> **WHAT TO WORK ON**
Write out all the lines again, precisely as they stand, but without the images.

-*-*-

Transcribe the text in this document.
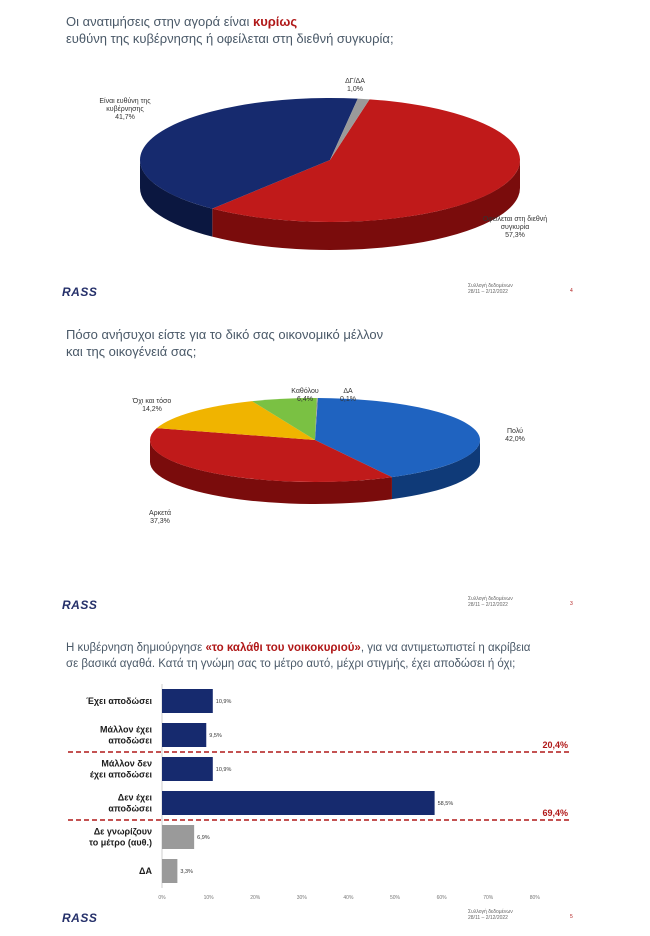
Οι ανατιμήσεις στην αγορά είναι κυρίως
ευθύνη της κυβέρνησης ή οφείλεται στη διεθνή συγκυρία;
Είναι ευθύνη της
κυβέρνησης
41,7%
ΔΓ/ΔΑ
1,0%
Οφείλεται στη διεθνή
συγκυρία
57,3%
RASS	Συλλογή δεδομένων
28/11 – 2/12/2022	4
Πόσο ανήσυχοι είστε για το δικό σας οικονομικό μέλλον
και της οικογένειά σας;
Όχι και τόσο
14,2%
Καθόλου
6,4%
ΔΑ
0,1%
Πολύ
42,0%
Αρκετά
37,3%
RASS	Συλλογή δεδομένων
28/11 – 2/12/2022	3
Η κυβέρνηση δημιούργησε «το καλάθι του νοικοκυριού», για να αντιμετωπιστεί η ακρίβεια
σε βασικά αγαθά. Κατά τη γνώμη σας το μέτρο αυτό, μέχρι στιγμής, έχει αποδώσει ή όχι;
0%	10%	20%	30%	40%	50%	60%	70%	80%
10,9%
Έχει αποδώσει
9,5%
Μάλλον έχει
αποδώσει
10,9%
Μάλλον δεν
έχει αποδώσει
58,5%
Δεν έχει
αποδώσει
6,9%
Δε γνωρίζουν
το μέτρο (αυθ.)
3,3%
ΔΑ
20,4%
69,4%
RASS	Συλλογή δεδομένων
28/11 – 2/12/2022	5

-*-*-

> **EXERCISE OUTPUT**
Transcribe the text in this document.
Οι ανατιμήσεις στην αγορά είναι κυρίως
ευθύνη της κυβέρνησης ή οφείλεται στη διεθνή συγκυρία;
Είναι ευθύνη της
κυβέρνησης
41,7%
ΔΓ/ΔΑ
1,0%
Οφείλεται στη διεθνή
συγκυρία
57,3%
RASS	Συλλογή δεδομένων
28/11 – 2/12/2022	4
Πόσο ανήσυχοι είστε για το δικό σας οικονομικό μέλλον
και της οικογένειά σας;
Όχι και τόσο
14,2%
Καθόλου
6,4%
ΔΑ
0,1%
Πολύ
42,0%
Αρκετά
37,3%
RASS	Συλλογή δεδομένων
28/11 – 2/12/2022	3
Η κυβέρνηση δημιούργησε «το καλάθι του νοικοκυριού», για να αντιμετωπιστεί η ακρίβεια
σε βασικά αγαθά. Κατά τη γνώμη σας το μέτρο αυτό, μέχρι στιγμής, έχει αποδώσει ή όχι;
0%	10%	20%	30%	40%	50%	60%	70%	80%
10,9%
Έχει αποδώσει
9,5%
Μάλλον έχει
αποδώσει
10,9%
Μάλλον δεν
έχει αποδώσει
58,5%
Δεν έχει
αποδώσει
6,9%
Δε γνωρίζουν
το μέτρο (αυθ.)
3,3%
ΔΑ
20,4%
69,4%
RASS	Συλλογή δεδομένων
28/11 – 2/12/2022	5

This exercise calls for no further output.